>> start Exercise inputs
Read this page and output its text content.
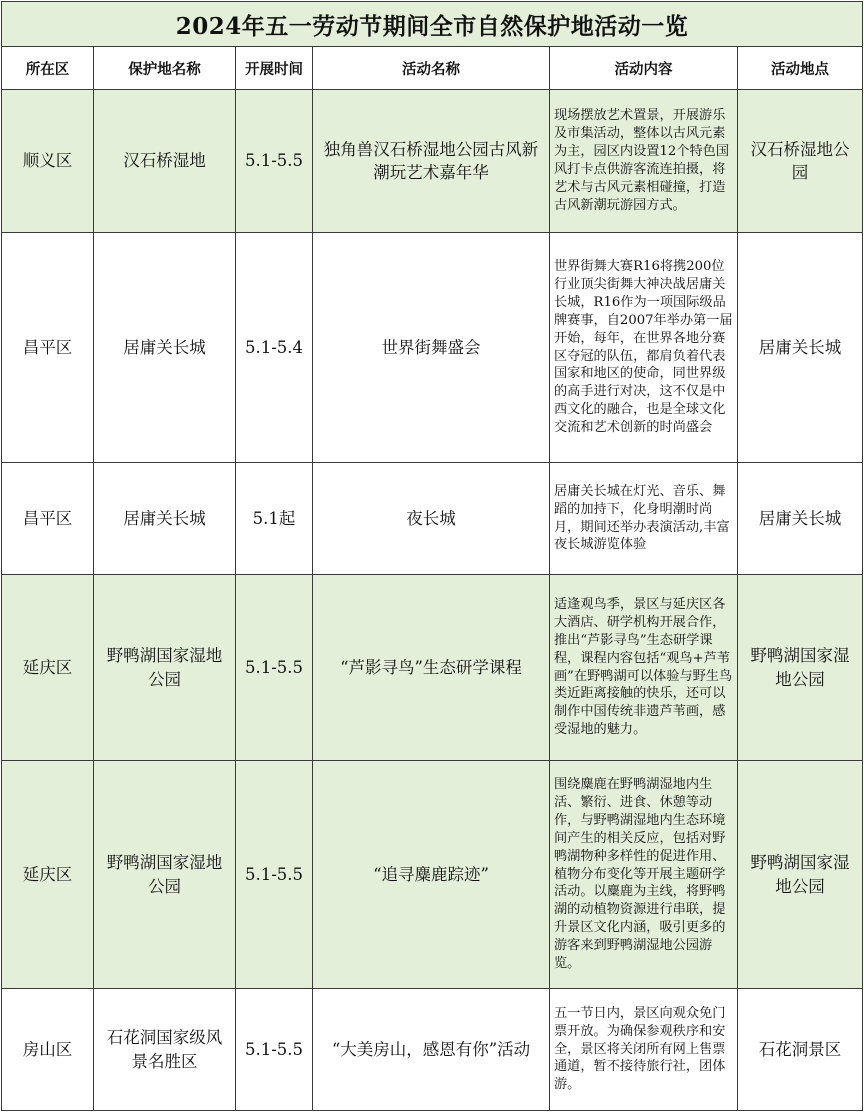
2024年五一劳动节期间全市自然保护地活动一览					
所在区	保护地名称	开展时间	活动名称	活动内容	活动地点
顺义区	汉石桥湿地	5.1-5.5	独角兽汉石桥湿地公园古风新潮玩艺术嘉年华	现场摆放艺术置景，开展游乐及市集活动，整体以古风元素为主，园区内设置12个特色国风打卡点供游客流连拍摄，将艺术与古风元素相碰撞，打造古风新潮玩游园方式。	汉石桥湿地公园
昌平区	居庸关长城	5.1-5.4	世界街舞盛会	世界街舞大赛R16将携200位行业顶尖街舞大神决战居庸关长城，R16作为一项国际级品牌赛事，自2007年举办第一届开始，每年，在世界各地分赛区夺冠的队伍，都肩负着代表国家和地区的使命，同世界级的高手进行对决，这不仅是中西文化的融合，也是全球文化交流和艺术创新的时尚盛会	居庸关长城
昌平区	居庸关长城	5.1起	夜长城	居庸关长城在灯光、音乐、舞蹈的加持下，化身明潮时尚月，期间还举办表演活动,丰富夜长城游览体验	居庸关长城
延庆区	野鸭湖国家湿地公园	5.1-5.5	“芦影寻鸟”生态研学课程	适逢观鸟季，景区与延庆区各大酒店、研学机构开展合作，推出“芦影寻鸟”生态研学课程，课程内容包括“观鸟+芦苇画”在野鸭湖可以体验与野生鸟类近距离接触的快乐，还可以制作中国传统非遗芦苇画，感受湿地的魅力。	野鸭湖国家湿地公园
延庆区	野鸭湖国家湿地公园	5.1-5.5	“追寻麋鹿踪迹”	围绕麋鹿在野鸭湖湿地内生活、繁衍、进食、休憩等动作，与野鸭湖湿地内生态环境间产生的相关反应，包括对野鸭湖物种多样性的促进作用、植物分布变化等开展主题研学活动。以麋鹿为主线，将野鸭湖的动植物资源进行串联，提升景区文化内涵，吸引更多的游客来到野鸭湖湿地公园游览。	野鸭湖国家湿地公园
房山区	石花洞国家级风景名胜区	5.1-5.5	“大美房山，感恩有你”活动	五一节日内，景区向观众免门票开放。为确保参观秩序和安全，景区将关闭所有网上售票通道，暂不接待旅行社，团体游。	石花洞景区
>> end Exercise inputs
Short problem: Without the pictures, return all the records precisely as they stand.

Solution below:
Read this page and output its text content.
2024年五一劳动节期间全市自然保护地活动一览					
所在区	保护地名称	开展时间	活动名称	活动内容	活动地点
顺义区	汉石桥湿地	5.1-5.5	独角兽汉石桥湿地公园古风新潮玩艺术嘉年华	现场摆放艺术置景，开展游乐及市集活动，整体以古风元素为主，园区内设置12个特色国风打卡点供游客流连拍摄，将艺术与古风元素相碰撞，打造古风新潮玩游园方式。	汉石桥湿地公园
昌平区	居庸关长城	5.1-5.4	世界街舞盛会	世界街舞大赛R16将携200位行业顶尖街舞大神决战居庸关长城，R16作为一项国际级品牌赛事，自2007年举办第一届开始，每年，在世界各地分赛区夺冠的队伍，都肩负着代表国家和地区的使命，同世界级的高手进行对决，这不仅是中西文化的融合，也是全球文化交流和艺术创新的时尚盛会	居庸关长城
昌平区	居庸关长城	5.1起	夜长城	居庸关长城在灯光、音乐、舞蹈的加持下，化身明潮时尚月，期间还举办表演活动,丰富夜长城游览体验	居庸关长城
延庆区	野鸭湖国家湿地公园	5.1-5.5	“芦影寻鸟”生态研学课程	适逢观鸟季，景区与延庆区各大酒店、研学机构开展合作，推出“芦影寻鸟”生态研学课程，课程内容包括“观鸟+芦苇画”在野鸭湖可以体验与野生鸟类近距离接触的快乐，还可以制作中国传统非遗芦苇画，感受湿地的魅力。	野鸭湖国家湿地公园
延庆区	野鸭湖国家湿地公园	5.1-5.5	“追寻麋鹿踪迹”	围绕麋鹿在野鸭湖湿地内生活、繁衍、进食、休憩等动作，与野鸭湖湿地内生态环境间产生的相关反应，包括对野鸭湖物种多样性的促进作用、植物分布变化等开展主题研学活动。以麋鹿为主线，将野鸭湖的动植物资源进行串联，提升景区文化内涵，吸引更多的游客来到野鸭湖湿地公园游览。	野鸭湖国家湿地公园
房山区	石花洞国家级风景名胜区	5.1-5.5	“大美房山，感恩有你”活动	五一节日内，景区向观众免门票开放。为确保参观秩序和安全，景区将关闭所有网上售票通道，暂不接待旅行社，团体游。	石花洞景区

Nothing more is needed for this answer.